## Problem requirements
Every line of the material is to be quoted verbatim, minus the pictures.
START Material provided
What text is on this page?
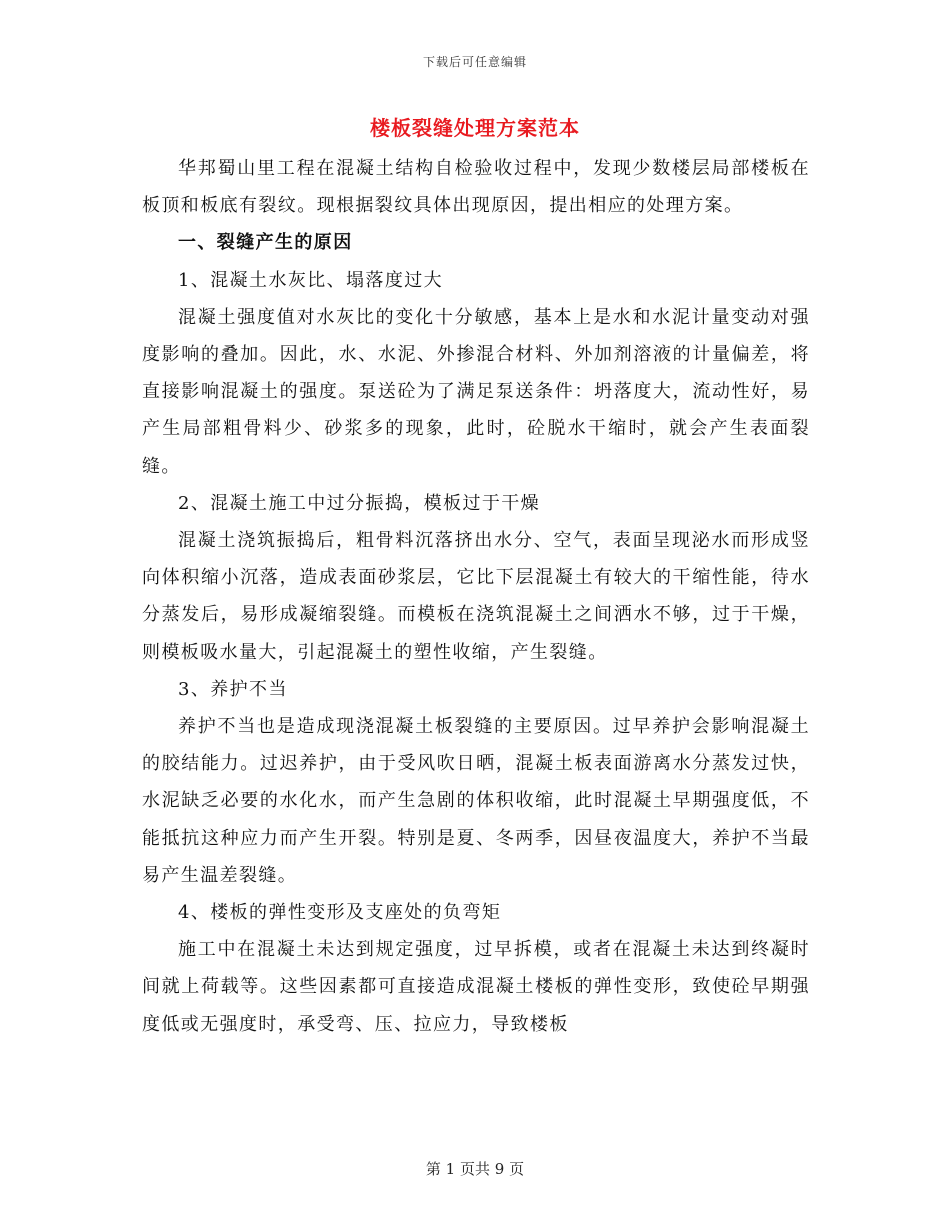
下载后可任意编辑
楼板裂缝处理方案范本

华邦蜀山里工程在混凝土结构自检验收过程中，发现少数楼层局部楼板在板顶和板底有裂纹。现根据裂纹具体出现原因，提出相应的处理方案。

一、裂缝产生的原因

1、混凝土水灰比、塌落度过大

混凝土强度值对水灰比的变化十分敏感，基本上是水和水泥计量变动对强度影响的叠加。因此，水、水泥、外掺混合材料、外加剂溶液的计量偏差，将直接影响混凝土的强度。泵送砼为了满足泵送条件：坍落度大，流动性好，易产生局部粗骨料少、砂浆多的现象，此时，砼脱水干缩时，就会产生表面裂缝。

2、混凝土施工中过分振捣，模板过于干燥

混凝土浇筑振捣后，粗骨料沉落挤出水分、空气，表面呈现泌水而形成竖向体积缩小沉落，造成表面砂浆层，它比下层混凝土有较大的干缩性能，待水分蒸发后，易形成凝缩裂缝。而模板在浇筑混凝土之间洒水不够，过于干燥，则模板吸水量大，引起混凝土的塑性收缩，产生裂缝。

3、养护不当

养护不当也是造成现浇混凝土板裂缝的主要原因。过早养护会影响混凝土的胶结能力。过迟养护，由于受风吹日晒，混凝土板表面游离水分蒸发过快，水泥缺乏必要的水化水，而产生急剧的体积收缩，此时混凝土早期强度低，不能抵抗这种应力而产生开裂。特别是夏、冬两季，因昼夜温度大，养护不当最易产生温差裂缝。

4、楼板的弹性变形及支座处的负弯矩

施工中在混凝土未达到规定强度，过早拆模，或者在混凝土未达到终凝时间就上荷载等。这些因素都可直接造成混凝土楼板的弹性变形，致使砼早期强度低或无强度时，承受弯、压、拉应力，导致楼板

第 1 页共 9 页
END Material provided
## Solution
What text is on this page?
下载后可任意编辑
楼板裂缝处理方案范本

华邦蜀山里工程在混凝土结构自检验收过程中，发现少数楼层局部楼板在板顶和板底有裂纹。现根据裂纹具体出现原因，提出相应的处理方案。

一、裂缝产生的原因

1、混凝土水灰比、塌落度过大

混凝土强度值对水灰比的变化十分敏感，基本上是水和水泥计量变动对强度影响的叠加。因此，水、水泥、外掺混合材料、外加剂溶液的计量偏差，将直接影响混凝土的强度。泵送砼为了满足泵送条件：坍落度大，流动性好，易产生局部粗骨料少、砂浆多的现象，此时，砼脱水干缩时，就会产生表面裂缝。

2、混凝土施工中过分振捣，模板过于干燥

混凝土浇筑振捣后，粗骨料沉落挤出水分、空气，表面呈现泌水而形成竖向体积缩小沉落，造成表面砂浆层，它比下层混凝土有较大的干缩性能，待水分蒸发后，易形成凝缩裂缝。而模板在浇筑混凝土之间洒水不够，过于干燥，则模板吸水量大，引起混凝土的塑性收缩，产生裂缝。

3、养护不当

养护不当也是造成现浇混凝土板裂缝的主要原因。过早养护会影响混凝土的胶结能力。过迟养护，由于受风吹日晒，混凝土板表面游离水分蒸发过快，水泥缺乏必要的水化水，而产生急剧的体积收缩，此时混凝土早期强度低，不能抵抗这种应力而产生开裂。特别是夏、冬两季，因昼夜温度大，养护不当最易产生温差裂缝。

4、楼板的弹性变形及支座处的负弯矩

施工中在混凝土未达到规定强度，过早拆模，或者在混凝土未达到终凝时间就上荷载等。这些因素都可直接造成混凝土楼板的弹性变形，致使砼早期强度低或无强度时，承受弯、压、拉应力，导致楼板

第 1 页共 9 页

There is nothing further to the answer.